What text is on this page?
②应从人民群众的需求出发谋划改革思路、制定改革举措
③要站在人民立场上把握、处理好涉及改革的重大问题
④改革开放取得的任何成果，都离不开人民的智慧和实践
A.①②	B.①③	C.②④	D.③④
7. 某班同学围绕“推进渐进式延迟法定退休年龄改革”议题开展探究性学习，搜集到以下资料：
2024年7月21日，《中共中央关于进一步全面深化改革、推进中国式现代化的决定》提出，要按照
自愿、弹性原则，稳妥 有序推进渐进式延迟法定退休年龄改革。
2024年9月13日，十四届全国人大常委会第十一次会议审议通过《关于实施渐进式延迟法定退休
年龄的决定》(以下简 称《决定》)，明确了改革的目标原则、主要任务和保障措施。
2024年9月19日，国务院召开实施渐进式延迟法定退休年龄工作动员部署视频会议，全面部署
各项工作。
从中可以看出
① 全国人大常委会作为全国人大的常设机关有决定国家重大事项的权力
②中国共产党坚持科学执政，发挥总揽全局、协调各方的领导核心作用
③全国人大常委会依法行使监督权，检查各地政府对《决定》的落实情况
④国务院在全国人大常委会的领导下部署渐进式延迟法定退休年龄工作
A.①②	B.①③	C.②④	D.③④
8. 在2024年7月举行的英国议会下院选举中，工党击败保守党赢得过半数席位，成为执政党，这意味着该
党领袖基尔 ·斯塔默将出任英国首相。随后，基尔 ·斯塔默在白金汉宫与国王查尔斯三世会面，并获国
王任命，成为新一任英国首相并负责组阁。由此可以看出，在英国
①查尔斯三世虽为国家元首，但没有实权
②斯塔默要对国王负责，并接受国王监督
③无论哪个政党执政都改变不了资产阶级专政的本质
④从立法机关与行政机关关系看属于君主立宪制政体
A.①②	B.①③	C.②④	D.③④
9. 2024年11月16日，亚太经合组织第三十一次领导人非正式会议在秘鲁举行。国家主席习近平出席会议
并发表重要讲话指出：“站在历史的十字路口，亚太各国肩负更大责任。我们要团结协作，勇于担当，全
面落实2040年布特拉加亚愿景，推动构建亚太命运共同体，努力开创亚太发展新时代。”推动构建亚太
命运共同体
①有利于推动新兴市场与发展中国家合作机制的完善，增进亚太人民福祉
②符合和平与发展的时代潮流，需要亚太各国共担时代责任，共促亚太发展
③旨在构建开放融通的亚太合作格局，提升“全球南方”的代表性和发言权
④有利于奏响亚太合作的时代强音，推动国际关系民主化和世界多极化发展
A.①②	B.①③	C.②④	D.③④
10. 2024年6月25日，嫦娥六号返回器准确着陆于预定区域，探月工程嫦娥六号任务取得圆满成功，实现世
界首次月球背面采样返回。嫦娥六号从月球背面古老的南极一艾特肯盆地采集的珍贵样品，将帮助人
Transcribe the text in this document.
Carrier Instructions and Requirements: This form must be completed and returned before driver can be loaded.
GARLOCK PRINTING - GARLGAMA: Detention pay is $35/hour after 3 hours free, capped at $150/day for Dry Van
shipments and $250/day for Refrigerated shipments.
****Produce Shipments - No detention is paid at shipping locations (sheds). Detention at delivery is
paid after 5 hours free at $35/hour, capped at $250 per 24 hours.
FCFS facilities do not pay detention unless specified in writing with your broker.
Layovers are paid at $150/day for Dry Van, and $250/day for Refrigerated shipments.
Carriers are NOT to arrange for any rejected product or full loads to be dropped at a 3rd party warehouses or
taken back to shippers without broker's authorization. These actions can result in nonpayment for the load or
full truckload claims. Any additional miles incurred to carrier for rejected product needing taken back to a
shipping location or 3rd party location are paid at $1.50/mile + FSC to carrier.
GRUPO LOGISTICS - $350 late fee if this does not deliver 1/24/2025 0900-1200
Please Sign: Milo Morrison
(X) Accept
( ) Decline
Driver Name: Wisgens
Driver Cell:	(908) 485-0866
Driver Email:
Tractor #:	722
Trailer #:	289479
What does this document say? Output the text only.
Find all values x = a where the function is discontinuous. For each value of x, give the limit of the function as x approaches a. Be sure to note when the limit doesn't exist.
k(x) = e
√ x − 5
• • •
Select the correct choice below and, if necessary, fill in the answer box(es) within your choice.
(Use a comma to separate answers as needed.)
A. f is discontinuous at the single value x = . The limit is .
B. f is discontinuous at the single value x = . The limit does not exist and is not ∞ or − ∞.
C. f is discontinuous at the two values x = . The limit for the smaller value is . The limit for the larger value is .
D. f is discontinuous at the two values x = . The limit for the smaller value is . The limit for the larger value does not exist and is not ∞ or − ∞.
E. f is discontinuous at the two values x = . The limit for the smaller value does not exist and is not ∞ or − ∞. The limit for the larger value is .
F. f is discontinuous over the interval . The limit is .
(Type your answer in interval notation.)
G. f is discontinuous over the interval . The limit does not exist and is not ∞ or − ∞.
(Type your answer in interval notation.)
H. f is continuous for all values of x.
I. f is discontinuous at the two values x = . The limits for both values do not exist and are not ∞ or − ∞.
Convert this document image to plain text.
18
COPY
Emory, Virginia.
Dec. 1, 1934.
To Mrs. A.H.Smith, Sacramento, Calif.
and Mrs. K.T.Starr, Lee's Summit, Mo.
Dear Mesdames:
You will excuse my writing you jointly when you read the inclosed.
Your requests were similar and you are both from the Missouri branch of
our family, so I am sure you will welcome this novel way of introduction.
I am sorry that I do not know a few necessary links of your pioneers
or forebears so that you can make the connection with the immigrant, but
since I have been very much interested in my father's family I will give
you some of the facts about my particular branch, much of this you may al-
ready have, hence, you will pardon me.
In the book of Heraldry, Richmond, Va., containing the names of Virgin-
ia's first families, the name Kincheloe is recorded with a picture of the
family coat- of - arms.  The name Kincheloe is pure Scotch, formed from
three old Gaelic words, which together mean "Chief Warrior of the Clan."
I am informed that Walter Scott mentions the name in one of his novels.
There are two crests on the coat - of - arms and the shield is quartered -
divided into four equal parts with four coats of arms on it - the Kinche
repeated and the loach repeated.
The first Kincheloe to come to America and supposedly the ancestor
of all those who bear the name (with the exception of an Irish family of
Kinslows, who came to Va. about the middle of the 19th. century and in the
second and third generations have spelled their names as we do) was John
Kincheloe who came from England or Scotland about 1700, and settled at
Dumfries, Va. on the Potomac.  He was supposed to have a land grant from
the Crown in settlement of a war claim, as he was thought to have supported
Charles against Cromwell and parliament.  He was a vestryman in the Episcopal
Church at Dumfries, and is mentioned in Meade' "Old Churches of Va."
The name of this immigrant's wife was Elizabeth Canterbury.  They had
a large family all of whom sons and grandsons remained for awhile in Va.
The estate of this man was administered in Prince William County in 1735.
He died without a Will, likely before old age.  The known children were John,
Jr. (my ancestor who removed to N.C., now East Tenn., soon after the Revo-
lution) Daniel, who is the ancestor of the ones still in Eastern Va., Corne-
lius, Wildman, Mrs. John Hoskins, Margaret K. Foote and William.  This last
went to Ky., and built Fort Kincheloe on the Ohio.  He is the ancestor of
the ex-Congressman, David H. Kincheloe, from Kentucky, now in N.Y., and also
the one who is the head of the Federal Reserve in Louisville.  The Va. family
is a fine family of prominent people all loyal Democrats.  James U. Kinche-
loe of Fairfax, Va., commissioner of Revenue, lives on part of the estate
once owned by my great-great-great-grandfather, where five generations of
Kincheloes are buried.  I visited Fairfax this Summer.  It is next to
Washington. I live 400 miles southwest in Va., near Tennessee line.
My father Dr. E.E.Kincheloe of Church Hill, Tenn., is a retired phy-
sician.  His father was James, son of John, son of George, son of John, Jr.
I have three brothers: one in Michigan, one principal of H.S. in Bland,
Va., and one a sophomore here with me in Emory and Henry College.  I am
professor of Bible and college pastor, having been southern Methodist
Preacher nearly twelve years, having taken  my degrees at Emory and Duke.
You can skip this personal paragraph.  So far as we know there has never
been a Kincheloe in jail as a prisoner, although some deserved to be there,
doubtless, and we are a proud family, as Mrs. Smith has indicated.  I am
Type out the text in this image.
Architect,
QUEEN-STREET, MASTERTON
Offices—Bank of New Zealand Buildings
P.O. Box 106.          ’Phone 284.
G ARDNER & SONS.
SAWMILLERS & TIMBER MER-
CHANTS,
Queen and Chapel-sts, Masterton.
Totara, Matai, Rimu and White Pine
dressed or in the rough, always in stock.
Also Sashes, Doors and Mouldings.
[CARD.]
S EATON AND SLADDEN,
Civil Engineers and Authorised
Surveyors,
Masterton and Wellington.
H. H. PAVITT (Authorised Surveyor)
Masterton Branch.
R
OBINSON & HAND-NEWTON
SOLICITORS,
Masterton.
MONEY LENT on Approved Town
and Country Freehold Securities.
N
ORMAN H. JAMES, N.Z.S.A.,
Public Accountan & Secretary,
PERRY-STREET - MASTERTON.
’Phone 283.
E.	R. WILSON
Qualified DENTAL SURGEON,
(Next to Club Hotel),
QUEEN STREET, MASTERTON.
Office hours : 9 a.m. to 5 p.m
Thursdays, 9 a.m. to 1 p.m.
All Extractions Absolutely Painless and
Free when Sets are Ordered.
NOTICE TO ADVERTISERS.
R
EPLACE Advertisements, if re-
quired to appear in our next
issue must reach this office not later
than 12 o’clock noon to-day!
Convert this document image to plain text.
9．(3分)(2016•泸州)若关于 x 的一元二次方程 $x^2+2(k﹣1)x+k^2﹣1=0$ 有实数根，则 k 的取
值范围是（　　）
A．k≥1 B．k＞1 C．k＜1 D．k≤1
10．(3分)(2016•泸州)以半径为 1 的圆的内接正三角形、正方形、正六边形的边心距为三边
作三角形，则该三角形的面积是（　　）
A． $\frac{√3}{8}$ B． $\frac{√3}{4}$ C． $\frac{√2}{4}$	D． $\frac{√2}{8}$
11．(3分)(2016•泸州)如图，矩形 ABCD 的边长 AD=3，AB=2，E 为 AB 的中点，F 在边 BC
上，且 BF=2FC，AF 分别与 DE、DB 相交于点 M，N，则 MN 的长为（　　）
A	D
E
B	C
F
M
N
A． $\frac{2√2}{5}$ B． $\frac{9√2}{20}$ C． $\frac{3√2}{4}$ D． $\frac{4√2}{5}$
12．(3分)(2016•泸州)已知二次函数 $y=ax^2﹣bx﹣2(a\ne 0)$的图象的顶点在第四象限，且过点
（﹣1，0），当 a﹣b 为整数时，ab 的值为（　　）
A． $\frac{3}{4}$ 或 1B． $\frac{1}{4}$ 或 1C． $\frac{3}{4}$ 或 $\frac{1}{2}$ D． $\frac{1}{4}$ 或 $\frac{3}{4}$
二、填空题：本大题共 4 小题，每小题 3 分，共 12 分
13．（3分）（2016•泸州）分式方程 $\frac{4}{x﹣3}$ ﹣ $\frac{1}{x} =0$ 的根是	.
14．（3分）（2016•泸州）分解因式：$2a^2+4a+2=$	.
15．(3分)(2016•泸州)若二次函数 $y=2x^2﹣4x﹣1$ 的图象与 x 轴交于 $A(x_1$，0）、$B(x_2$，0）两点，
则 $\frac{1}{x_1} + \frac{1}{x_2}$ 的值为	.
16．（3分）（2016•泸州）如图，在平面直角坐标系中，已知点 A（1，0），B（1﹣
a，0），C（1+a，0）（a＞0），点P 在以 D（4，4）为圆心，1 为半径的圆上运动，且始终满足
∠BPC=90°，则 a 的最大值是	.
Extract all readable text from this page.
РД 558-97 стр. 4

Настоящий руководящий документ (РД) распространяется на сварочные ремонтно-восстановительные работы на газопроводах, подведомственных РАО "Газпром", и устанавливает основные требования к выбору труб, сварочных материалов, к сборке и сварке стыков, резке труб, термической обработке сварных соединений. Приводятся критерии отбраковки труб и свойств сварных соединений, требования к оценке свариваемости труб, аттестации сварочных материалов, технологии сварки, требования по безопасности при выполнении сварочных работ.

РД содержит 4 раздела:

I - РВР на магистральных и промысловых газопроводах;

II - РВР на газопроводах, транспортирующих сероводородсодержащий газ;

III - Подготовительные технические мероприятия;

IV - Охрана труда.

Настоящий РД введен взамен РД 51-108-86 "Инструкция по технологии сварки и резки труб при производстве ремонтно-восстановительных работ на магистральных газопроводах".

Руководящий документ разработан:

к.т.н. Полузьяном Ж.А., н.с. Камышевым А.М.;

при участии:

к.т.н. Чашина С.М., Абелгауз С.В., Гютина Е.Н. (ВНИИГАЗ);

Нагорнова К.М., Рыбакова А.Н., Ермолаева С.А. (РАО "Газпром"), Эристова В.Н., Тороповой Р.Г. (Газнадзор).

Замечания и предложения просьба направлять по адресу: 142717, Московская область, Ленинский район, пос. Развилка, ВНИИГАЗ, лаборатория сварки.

* _Set problem_
Look for the word "when" in every line of the listing and copy the lines that have it.

* _Task answer_
Find all values x = a where the function is discontinuous. For each value of x, give the limit of the function as x approaches a. Be sure to note when the limit doesn't exist.
You will excuse my writing you jointly when you read the inclosed.
Free when Sets are Ordered.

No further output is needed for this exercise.